▸ Work to complete
From the data that follows, copy every line holding the string "DECRETO".

═══ Exercise input

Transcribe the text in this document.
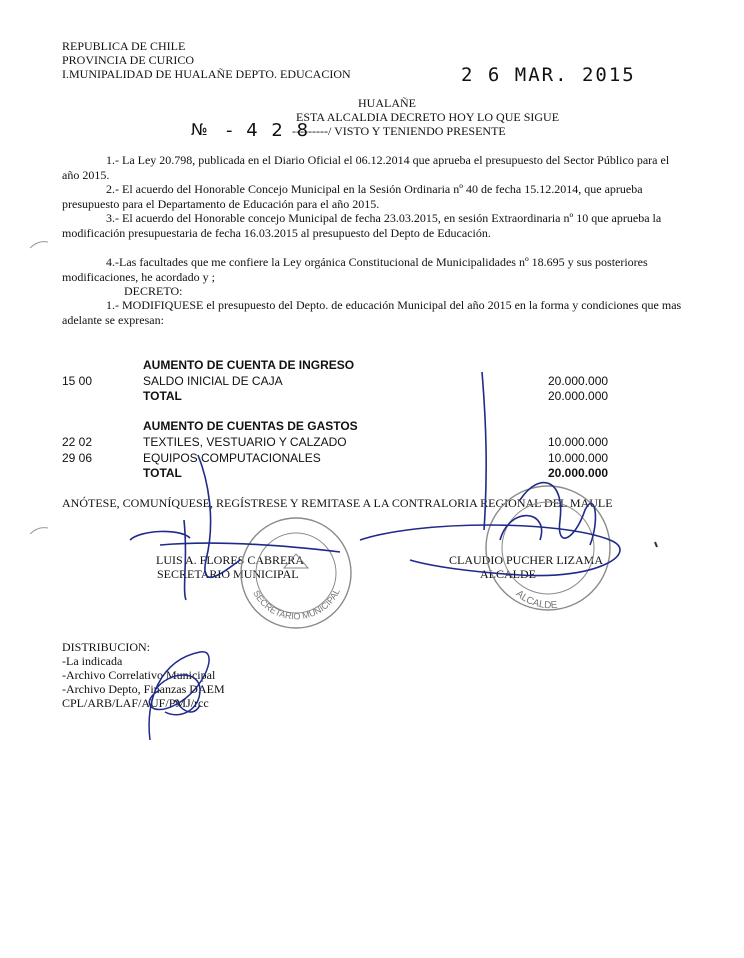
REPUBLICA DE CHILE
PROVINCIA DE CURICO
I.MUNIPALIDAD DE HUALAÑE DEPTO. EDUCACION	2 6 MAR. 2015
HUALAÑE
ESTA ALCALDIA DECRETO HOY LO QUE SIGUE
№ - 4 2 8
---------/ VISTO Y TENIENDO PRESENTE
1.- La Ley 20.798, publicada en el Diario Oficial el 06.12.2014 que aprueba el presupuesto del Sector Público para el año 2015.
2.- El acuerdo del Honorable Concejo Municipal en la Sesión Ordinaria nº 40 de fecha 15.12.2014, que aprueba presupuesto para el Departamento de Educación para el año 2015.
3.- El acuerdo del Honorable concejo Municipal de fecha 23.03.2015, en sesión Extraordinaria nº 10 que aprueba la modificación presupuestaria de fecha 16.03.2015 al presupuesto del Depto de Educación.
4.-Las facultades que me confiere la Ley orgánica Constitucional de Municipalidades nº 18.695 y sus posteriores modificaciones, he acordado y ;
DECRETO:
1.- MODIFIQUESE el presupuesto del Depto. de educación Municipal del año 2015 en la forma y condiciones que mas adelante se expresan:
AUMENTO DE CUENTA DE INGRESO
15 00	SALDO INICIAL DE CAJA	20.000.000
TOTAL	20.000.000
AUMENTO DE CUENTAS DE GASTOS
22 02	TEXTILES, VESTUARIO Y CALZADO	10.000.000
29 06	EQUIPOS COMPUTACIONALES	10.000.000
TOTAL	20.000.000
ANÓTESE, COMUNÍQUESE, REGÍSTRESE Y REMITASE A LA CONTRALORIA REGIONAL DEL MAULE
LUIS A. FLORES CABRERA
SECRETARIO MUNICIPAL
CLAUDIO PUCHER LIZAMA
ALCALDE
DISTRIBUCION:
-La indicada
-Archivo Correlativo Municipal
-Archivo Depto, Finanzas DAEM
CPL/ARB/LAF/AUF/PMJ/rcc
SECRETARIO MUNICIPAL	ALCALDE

══════
═══ Exercise input

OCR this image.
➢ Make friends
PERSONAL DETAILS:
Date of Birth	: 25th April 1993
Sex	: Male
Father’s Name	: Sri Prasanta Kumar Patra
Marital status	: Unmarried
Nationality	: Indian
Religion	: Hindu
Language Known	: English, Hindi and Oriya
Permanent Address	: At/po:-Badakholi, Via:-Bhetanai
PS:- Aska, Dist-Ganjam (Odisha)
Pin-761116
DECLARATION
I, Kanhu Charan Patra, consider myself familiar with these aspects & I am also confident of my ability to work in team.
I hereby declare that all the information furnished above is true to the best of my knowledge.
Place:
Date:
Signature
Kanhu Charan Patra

══════
═══ Exercise input

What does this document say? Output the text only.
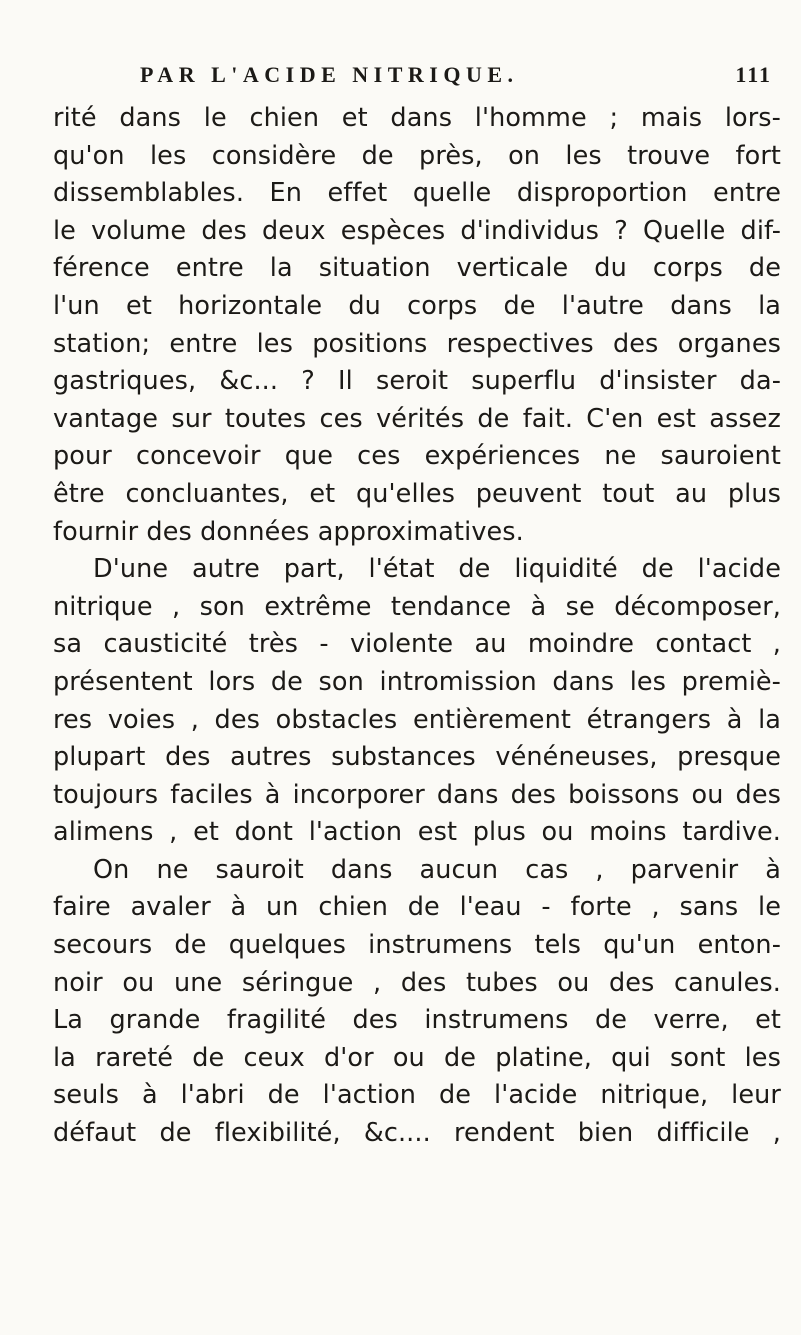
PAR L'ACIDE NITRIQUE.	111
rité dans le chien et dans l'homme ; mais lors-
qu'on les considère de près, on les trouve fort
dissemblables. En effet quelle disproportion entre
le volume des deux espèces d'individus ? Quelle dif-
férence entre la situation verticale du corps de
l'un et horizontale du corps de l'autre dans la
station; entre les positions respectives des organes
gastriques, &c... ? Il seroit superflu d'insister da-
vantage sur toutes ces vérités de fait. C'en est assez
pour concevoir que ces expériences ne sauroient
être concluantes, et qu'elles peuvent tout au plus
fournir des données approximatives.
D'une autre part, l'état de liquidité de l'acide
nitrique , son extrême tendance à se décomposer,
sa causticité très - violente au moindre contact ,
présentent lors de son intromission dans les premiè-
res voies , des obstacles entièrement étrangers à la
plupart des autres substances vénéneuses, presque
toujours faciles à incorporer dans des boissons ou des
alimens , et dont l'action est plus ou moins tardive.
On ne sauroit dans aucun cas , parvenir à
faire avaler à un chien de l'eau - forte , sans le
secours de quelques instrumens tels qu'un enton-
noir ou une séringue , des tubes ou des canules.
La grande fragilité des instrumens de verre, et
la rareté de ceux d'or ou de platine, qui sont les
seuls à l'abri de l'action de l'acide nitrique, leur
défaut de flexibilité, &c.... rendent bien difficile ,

══════

▸ Finished answer
ESTA ALCALDIA DECRETO HOY LO QUE SIGUE
DECRETO:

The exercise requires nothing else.